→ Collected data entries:
----------------------------------------

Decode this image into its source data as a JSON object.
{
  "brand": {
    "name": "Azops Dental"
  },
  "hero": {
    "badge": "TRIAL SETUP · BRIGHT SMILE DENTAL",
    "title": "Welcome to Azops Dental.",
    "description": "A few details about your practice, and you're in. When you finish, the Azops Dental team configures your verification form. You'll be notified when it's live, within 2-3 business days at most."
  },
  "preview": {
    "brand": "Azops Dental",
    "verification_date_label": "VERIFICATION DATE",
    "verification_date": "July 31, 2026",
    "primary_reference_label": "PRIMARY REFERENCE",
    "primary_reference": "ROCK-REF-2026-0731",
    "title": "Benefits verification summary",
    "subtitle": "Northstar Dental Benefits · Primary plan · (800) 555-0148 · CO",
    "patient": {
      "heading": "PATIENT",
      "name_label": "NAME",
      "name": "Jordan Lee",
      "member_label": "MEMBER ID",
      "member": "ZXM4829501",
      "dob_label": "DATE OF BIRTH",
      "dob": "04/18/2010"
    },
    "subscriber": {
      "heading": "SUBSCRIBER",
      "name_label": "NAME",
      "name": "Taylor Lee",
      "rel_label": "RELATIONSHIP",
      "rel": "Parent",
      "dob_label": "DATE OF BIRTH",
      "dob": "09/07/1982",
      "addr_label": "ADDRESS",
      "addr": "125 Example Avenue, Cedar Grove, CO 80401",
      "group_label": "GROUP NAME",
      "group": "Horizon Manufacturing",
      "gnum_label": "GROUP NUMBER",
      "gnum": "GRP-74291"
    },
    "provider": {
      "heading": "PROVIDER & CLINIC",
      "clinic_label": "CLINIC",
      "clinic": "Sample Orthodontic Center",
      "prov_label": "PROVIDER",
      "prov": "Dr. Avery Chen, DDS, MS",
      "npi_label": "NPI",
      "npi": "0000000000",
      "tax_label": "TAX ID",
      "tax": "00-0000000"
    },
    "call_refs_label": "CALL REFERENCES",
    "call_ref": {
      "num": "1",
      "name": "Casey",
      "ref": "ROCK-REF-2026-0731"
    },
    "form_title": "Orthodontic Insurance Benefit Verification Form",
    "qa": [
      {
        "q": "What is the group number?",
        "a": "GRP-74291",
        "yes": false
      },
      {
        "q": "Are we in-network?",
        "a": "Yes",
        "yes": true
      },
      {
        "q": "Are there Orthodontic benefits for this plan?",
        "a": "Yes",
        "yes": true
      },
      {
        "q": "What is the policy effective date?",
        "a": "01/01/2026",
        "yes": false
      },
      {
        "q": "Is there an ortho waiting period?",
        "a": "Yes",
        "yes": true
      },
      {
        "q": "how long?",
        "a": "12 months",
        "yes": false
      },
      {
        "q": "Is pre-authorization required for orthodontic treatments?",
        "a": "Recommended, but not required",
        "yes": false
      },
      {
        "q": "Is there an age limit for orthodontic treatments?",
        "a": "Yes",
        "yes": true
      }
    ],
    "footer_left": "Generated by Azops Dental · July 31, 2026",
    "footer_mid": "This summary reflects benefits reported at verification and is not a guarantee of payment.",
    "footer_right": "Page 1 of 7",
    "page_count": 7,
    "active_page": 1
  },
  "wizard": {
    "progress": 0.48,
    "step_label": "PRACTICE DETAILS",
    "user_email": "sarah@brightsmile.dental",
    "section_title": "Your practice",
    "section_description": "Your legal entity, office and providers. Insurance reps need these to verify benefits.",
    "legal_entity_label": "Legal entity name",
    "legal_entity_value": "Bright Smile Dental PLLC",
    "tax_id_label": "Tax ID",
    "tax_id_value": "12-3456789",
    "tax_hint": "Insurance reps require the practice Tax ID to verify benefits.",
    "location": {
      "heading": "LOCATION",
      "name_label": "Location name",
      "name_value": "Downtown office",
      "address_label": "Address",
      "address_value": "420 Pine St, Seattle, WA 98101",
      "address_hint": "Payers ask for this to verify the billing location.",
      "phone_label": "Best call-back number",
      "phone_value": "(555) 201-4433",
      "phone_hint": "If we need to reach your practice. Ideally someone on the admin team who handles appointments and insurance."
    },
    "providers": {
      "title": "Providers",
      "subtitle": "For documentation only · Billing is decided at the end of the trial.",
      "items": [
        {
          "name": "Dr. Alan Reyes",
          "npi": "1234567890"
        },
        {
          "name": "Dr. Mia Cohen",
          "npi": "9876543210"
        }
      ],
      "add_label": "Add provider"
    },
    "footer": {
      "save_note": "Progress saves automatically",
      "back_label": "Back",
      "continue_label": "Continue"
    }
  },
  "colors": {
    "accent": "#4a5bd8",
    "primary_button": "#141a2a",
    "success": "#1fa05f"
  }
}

----------------------------------------

→ YOUR OBJECTIVE: Reproduce the records in full, exactly as written.

→ CORRECT RESULT:
Decode this image into its source data as a JSON object.
{
  "brand": {
    "name": "Azops Dental"
  },
  "hero": {
    "badge": "TRIAL SETUP · BRIGHT SMILE DENTAL",
    "title": "Welcome to Azops Dental.",
    "description": "A few details about your practice, and you're in. When you finish, the Azops Dental team configures your verification form. You'll be notified when it's live, within 2-3 business days at most."
  },
  "preview": {
    "brand": "Azops Dental",
    "verification_date_label": "VERIFICATION DATE",
    "verification_date": "July 31, 2026",
    "primary_reference_label": "PRIMARY REFERENCE",
    "primary_reference": "ROCK-REF-2026-0731",
    "title": "Benefits verification summary",
    "subtitle": "Northstar Dental Benefits · Primary plan · (800) 555-0148 · CO",
    "patient": {
      "heading": "PATIENT",
      "name_label": "NAME",
      "name": "Jordan Lee",
      "member_label": "MEMBER ID",
      "member": "ZXM4829501",
      "dob_label": "DATE OF BIRTH",
      "dob": "04/18/2010"
    },
    "subscriber": {
      "heading": "SUBSCRIBER",
      "name_label": "NAME",
      "name": "Taylor Lee",
      "rel_label": "RELATIONSHIP",
      "rel": "Parent",
      "dob_label": "DATE OF BIRTH",
      "dob": "09/07/1982",
      "addr_label": "ADDRESS",
      "addr": "125 Example Avenue, Cedar Grove, CO 80401",
      "group_label": "GROUP NAME",
      "group": "Horizon Manufacturing",
      "gnum_label": "GROUP NUMBER",
      "gnum": "GRP-74291"
    },
    "provider": {
      "heading": "PROVIDER & CLINIC",
      "clinic_label": "CLINIC",
      "clinic": "Sample Orthodontic Center",
      "prov_label": "PROVIDER",
      "prov": "Dr. Avery Chen, DDS, MS",
      "npi_label": "NPI",
      "npi": "0000000000",
      "tax_label": "TAX ID",
      "tax": "00-0000000"
    },
    "call_refs_label": "CALL REFERENCES",
    "call_ref": {
      "num": "1",
      "name": "Casey",
      "ref": "ROCK-REF-2026-0731"
    },
    "form_title": "Orthodontic Insurance Benefit Verification Form",
    "qa": [
      {
        "q": "What is the group number?",
        "a": "GRP-74291",
        "yes": false
      },
      {
        "q": "Are we in-network?",
        "a": "Yes",
        "yes": true
      },
      {
        "q": "Are there Orthodontic benefits for this plan?",
        "a": "Yes",
        "yes": true
      },
      {
        "q": "What is the policy effective date?",
        "a": "01/01/2026",
        "yes": false
      },
      {
        "q": "Is there an ortho waiting period?",
        "a": "Yes",
        "yes": true
      },
      {
        "q": "how long?",
        "a": "12 months",
        "yes": false
      },
      {
        "q": "Is pre-authorization required for orthodontic treatments?",
        "a": "Recommended, but not required",
        "yes": false
      },
      {
        "q": "Is there an age limit for orthodontic treatments?",
        "a": "Yes",
        "yes": true
      }
    ],
    "footer_left": "Generated by Azops Dental · July 31, 2026",
    "footer_mid": "This summary reflects benefits reported at verification and is not a guarantee of payment.",
    "footer_right": "Page 1 of 7",
    "page_count": 7,
    "active_page": 1
  },
  "wizard": {
    "progress": 0.48,
    "step_label": "PRACTICE DETAILS",
    "user_email": "sarah@brightsmile.dental",
    "section_title": "Your practice",
    "section_description": "Your legal entity, office and providers. Insurance reps need these to verify benefits.",
    "legal_entity_label": "Legal entity name",
    "legal_entity_value": "Bright Smile Dental PLLC",
    "tax_id_label": "Tax ID",
    "tax_id_value": "12-3456789",
    "tax_hint": "Insurance reps require the practice Tax ID to verify benefits.",
    "location": {
      "heading": "LOCATION",
      "name_label": "Location name",
      "name_value": "Downtown office",
      "address_label": "Address",
      "address_value": "420 Pine St, Seattle, WA 98101",
      "address_hint": "Payers ask for this to verify the billing location.",
      "phone_label": "Best call-back number",
      "phone_value": "(555) 201-4433",
      "phone_hint": "If we need to reach your practice. Ideally someone on the admin team who handles appointments and insurance."
    },
    "providers": {
      "title": "Providers",
      "subtitle": "For documentation only · Billing is decided at the end of the trial.",
      "items": [
        {
          "name": "Dr. Alan Reyes",
          "npi": "1234567890"
        },
        {
          "name": "Dr. Mia Cohen",
          "npi": "9876543210"
        }
      ],
      "add_label": "Add provider"
    },
    "footer": {
      "save_note": "Progress saves automatically",
      "back_label": "Back",
      "continue_label": "Continue"
    }
  },
  "colors": {
    "accent": "#4a5bd8",
    "primary_button": "#141a2a",
    "success": "#1fa05f"
  }
}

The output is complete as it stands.